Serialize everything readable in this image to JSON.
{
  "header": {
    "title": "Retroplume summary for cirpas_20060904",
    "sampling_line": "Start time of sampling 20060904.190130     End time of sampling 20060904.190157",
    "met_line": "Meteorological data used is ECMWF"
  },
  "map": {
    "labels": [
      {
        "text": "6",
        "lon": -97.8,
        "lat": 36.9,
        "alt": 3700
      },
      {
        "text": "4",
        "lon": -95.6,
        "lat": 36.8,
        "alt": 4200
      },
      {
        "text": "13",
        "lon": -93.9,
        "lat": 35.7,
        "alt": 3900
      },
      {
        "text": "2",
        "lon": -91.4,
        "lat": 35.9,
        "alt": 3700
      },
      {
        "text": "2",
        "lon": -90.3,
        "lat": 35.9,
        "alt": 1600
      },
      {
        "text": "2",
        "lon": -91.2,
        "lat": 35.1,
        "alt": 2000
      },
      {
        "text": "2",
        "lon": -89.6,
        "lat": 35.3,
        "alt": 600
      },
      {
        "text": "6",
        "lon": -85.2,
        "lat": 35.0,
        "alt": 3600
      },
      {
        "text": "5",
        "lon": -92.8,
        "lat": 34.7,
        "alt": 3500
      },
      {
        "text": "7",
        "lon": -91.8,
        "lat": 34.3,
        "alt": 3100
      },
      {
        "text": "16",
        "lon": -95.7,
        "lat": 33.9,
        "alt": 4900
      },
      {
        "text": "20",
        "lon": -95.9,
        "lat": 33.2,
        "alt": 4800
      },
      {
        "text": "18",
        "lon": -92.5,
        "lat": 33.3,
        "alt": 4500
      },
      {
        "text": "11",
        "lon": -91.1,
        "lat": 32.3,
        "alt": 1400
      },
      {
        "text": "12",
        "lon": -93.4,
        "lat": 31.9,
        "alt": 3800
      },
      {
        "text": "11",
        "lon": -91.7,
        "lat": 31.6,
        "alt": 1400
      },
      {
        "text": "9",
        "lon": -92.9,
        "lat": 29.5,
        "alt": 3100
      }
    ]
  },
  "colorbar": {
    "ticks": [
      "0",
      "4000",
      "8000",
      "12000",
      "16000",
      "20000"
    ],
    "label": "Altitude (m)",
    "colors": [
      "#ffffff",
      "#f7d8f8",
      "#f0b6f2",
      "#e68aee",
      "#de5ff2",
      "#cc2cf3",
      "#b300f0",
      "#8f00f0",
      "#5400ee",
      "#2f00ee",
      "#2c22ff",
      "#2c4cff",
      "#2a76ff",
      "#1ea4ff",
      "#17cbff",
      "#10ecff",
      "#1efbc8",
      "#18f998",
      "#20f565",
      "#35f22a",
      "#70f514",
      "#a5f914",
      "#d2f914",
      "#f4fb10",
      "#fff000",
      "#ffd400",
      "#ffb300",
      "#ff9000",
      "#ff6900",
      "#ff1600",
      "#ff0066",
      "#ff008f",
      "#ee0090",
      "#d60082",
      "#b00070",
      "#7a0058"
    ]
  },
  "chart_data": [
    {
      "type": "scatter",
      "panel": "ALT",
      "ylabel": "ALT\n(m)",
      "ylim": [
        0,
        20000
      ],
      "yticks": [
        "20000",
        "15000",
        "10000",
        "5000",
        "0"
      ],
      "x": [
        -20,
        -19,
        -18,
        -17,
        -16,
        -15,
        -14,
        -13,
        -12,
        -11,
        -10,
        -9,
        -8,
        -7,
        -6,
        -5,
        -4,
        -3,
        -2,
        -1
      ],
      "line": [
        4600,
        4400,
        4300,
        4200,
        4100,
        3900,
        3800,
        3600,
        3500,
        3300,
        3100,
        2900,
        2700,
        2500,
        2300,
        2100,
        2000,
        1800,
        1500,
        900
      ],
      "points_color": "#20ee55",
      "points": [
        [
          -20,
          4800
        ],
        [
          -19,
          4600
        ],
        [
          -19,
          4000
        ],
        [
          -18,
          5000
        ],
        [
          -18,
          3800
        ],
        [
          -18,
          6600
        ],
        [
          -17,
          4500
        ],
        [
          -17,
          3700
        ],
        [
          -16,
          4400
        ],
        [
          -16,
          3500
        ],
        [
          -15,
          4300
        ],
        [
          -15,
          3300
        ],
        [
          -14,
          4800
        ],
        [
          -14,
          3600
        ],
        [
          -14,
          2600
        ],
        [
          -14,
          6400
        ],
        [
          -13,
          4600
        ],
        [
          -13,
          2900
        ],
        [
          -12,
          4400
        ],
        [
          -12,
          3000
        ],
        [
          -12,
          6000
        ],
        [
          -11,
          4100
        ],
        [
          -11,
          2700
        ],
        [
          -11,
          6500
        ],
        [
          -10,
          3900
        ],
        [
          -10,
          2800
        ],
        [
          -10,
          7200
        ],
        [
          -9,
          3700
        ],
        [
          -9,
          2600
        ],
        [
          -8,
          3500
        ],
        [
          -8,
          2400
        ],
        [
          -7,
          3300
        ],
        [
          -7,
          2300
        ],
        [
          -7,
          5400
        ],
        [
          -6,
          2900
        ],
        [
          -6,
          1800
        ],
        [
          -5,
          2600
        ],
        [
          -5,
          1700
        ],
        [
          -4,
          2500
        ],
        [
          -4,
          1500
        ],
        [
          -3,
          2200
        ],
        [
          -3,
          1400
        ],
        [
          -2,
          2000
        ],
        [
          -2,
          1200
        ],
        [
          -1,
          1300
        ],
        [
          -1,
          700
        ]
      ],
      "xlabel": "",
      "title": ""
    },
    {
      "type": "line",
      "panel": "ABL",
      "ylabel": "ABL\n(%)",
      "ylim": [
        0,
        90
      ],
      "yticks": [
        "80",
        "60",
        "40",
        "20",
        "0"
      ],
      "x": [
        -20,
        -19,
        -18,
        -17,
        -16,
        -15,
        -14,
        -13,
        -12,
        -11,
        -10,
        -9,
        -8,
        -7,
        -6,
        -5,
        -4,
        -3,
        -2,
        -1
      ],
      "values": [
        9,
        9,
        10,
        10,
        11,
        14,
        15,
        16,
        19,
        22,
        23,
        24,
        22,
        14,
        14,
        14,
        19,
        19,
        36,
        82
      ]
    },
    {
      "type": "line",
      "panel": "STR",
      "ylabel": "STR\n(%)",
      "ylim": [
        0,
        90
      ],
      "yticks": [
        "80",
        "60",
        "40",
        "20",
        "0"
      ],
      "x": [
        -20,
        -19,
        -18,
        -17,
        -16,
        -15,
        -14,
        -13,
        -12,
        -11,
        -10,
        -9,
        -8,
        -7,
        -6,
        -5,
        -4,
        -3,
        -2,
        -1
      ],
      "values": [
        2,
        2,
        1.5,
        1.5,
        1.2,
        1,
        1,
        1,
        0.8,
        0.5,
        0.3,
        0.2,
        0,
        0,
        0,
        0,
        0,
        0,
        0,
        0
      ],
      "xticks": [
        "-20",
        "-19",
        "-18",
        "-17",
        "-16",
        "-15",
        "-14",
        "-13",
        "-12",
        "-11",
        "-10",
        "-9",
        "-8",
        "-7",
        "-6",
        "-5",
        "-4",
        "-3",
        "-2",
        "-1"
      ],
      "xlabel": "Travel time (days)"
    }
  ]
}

YOUR OBJECTIVE
Reproduce each entry above exactly, keeping every word.

PROBLEM SOLUTION
Serialize everything readable in this image to JSON.
{
  "header": {
    "title": "Retroplume summary for cirpas_20060904",
    "sampling_line": "Start time of sampling 20060904.190130     End time of sampling 20060904.190157",
    "met_line": "Meteorological data used is ECMWF"
  },
  "map": {
    "labels": [
      {
        "text": "6",
        "lon": -97.8,
        "lat": 36.9,
        "alt": 3700
      },
      {
        "text": "4",
        "lon": -95.6,
        "lat": 36.8,
        "alt": 4200
      },
      {
        "text": "13",
        "lon": -93.9,
        "lat": 35.7,
        "alt": 3900
      },
      {
        "text": "2",
        "lon": -91.4,
        "lat": 35.9,
        "alt": 3700
      },
      {
        "text": "2",
        "lon": -90.3,
        "lat": 35.9,
        "alt": 1600
      },
      {
        "text": "2",
        "lon": -91.2,
        "lat": 35.1,
        "alt": 2000
      },
      {
        "text": "2",
        "lon": -89.6,
        "lat": 35.3,
        "alt": 600
      },
      {
        "text": "6",
        "lon": -85.2,
        "lat": 35.0,
        "alt": 3600
      },
      {
        "text": "5",
        "lon": -92.8,
        "lat": 34.7,
        "alt": 3500
      },
      {
        "text": "7",
        "lon": -91.8,
        "lat": 34.3,
        "alt": 3100
      },
      {
        "text": "16",
        "lon": -95.7,
        "lat": 33.9,
        "alt": 4900
      },
      {
        "text": "20",
        "lon": -95.9,
        "lat": 33.2,
        "alt": 4800
      },
      {
        "text": "18",
        "lon": -92.5,
        "lat": 33.3,
        "alt": 4500
      },
      {
        "text": "11",
        "lon": -91.1,
        "lat": 32.3,
        "alt": 1400
      },
      {
        "text": "12",
        "lon": -93.4,
        "lat": 31.9,
        "alt": 3800
      },
      {
        "text": "11",
        "lon": -91.7,
        "lat": 31.6,
        "alt": 1400
      },
      {
        "text": "9",
        "lon": -92.9,
        "lat": 29.5,
        "alt": 3100
      }
    ]
  },
  "colorbar": {
    "ticks": [
      "0",
      "4000",
      "8000",
      "12000",
      "16000",
      "20000"
    ],
    "label": "Altitude (m)",
    "colors": [
      "#ffffff",
      "#f7d8f8",
      "#f0b6f2",
      "#e68aee",
      "#de5ff2",
      "#cc2cf3",
      "#b300f0",
      "#8f00f0",
      "#5400ee",
      "#2f00ee",
      "#2c22ff",
      "#2c4cff",
      "#2a76ff",
      "#1ea4ff",
      "#17cbff",
      "#10ecff",
      "#1efbc8",
      "#18f998",
      "#20f565",
      "#35f22a",
      "#70f514",
      "#a5f914",
      "#d2f914",
      "#f4fb10",
      "#fff000",
      "#ffd400",
      "#ffb300",
      "#ff9000",
      "#ff6900",
      "#ff1600",
      "#ff0066",
      "#ff008f",
      "#ee0090",
      "#d60082",
      "#b00070",
      "#7a0058"
    ]
  },
  "chart_data": [
    {
      "type": "scatter",
      "panel": "ALT",
      "ylabel": "ALT\n(m)",
      "ylim": [
        0,
        20000
      ],
      "yticks": [
        "20000",
        "15000",
        "10000",
        "5000",
        "0"
      ],
      "x": [
        -20,
        -19,
        -18,
        -17,
        -16,
        -15,
        -14,
        -13,
        -12,
        -11,
        -10,
        -9,
        -8,
        -7,
        -6,
        -5,
        -4,
        -3,
        -2,
        -1
      ],
      "line": [
        4600,
        4400,
        4300,
        4200,
        4100,
        3900,
        3800,
        3600,
        3500,
        3300,
        3100,
        2900,
        2700,
        2500,
        2300,
        2100,
        2000,
        1800,
        1500,
        900
      ],
      "points_color": "#20ee55",
      "points": [
        [
          -20,
          4800
        ],
        [
          -19,
          4600
        ],
        [
          -19,
          4000
        ],
        [
          -18,
          5000
        ],
        [
          -18,
          3800
        ],
        [
          -18,
          6600
        ],
        [
          -17,
          4500
        ],
        [
          -17,
          3700
        ],
        [
          -16,
          4400
        ],
        [
          -16,
          3500
        ],
        [
          -15,
          4300
        ],
        [
          -15,
          3300
        ],
        [
          -14,
          4800
        ],
        [
          -14,
          3600
        ],
        [
          -14,
          2600
        ],
        [
          -14,
          6400
        ],
        [
          -13,
          4600
        ],
        [
          -13,
          2900
        ],
        [
          -12,
          4400
        ],
        [
          -12,
          3000
        ],
        [
          -12,
          6000
        ],
        [
          -11,
          4100
        ],
        [
          -11,
          2700
        ],
        [
          -11,
          6500
        ],
        [
          -10,
          3900
        ],
        [
          -10,
          2800
        ],
        [
          -10,
          7200
        ],
        [
          -9,
          3700
        ],
        [
          -9,
          2600
        ],
        [
          -8,
          3500
        ],
        [
          -8,
          2400
        ],
        [
          -7,
          3300
        ],
        [
          -7,
          2300
        ],
        [
          -7,
          5400
        ],
        [
          -6,
          2900
        ],
        [
          -6,
          1800
        ],
        [
          -5,
          2600
        ],
        [
          -5,
          1700
        ],
        [
          -4,
          2500
        ],
        [
          -4,
          1500
        ],
        [
          -3,
          2200
        ],
        [
          -3,
          1400
        ],
        [
          -2,
          2000
        ],
        [
          -2,
          1200
        ],
        [
          -1,
          1300
        ],
        [
          -1,
          700
        ]
      ],
      "xlabel": "",
      "title": ""
    },
    {
      "type": "line",
      "panel": "ABL",
      "ylabel": "ABL\n(%)",
      "ylim": [
        0,
        90
      ],
      "yticks": [
        "80",
        "60",
        "40",
        "20",
        "0"
      ],
      "x": [
        -20,
        -19,
        -18,
        -17,
        -16,
        -15,
        -14,
        -13,
        -12,
        -11,
        -10,
        -9,
        -8,
        -7,
        -6,
        -5,
        -4,
        -3,
        -2,
        -1
      ],
      "values": [
        9,
        9,
        10,
        10,
        11,
        14,
        15,
        16,
        19,
        22,
        23,
        24,
        22,
        14,
        14,
        14,
        19,
        19,
        36,
        82
      ]
    },
    {
      "type": "line",
      "panel": "STR",
      "ylabel": "STR\n(%)",
      "ylim": [
        0,
        90
      ],
      "yticks": [
        "80",
        "60",
        "40",
        "20",
        "0"
      ],
      "x": [
        -20,
        -19,
        -18,
        -17,
        -16,
        -15,
        -14,
        -13,
        -12,
        -11,
        -10,
        -9,
        -8,
        -7,
        -6,
        -5,
        -4,
        -3,
        -2,
        -1
      ],
      "values": [
        2,
        2,
        1.5,
        1.5,
        1.2,
        1,
        1,
        1,
        0.8,
        0.5,
        0.3,
        0.2,
        0,
        0,
        0,
        0,
        0,
        0,
        0,
        0
      ],
      "xticks": [
        "-20",
        "-19",
        "-18",
        "-17",
        "-16",
        "-15",
        "-14",
        "-13",
        "-12",
        "-11",
        "-10",
        "-9",
        "-8",
        "-7",
        "-6",
        "-5",
        "-4",
        "-3",
        "-2",
        "-1"
      ],
      "xlabel": "Travel time (days)"
    }
  ]
}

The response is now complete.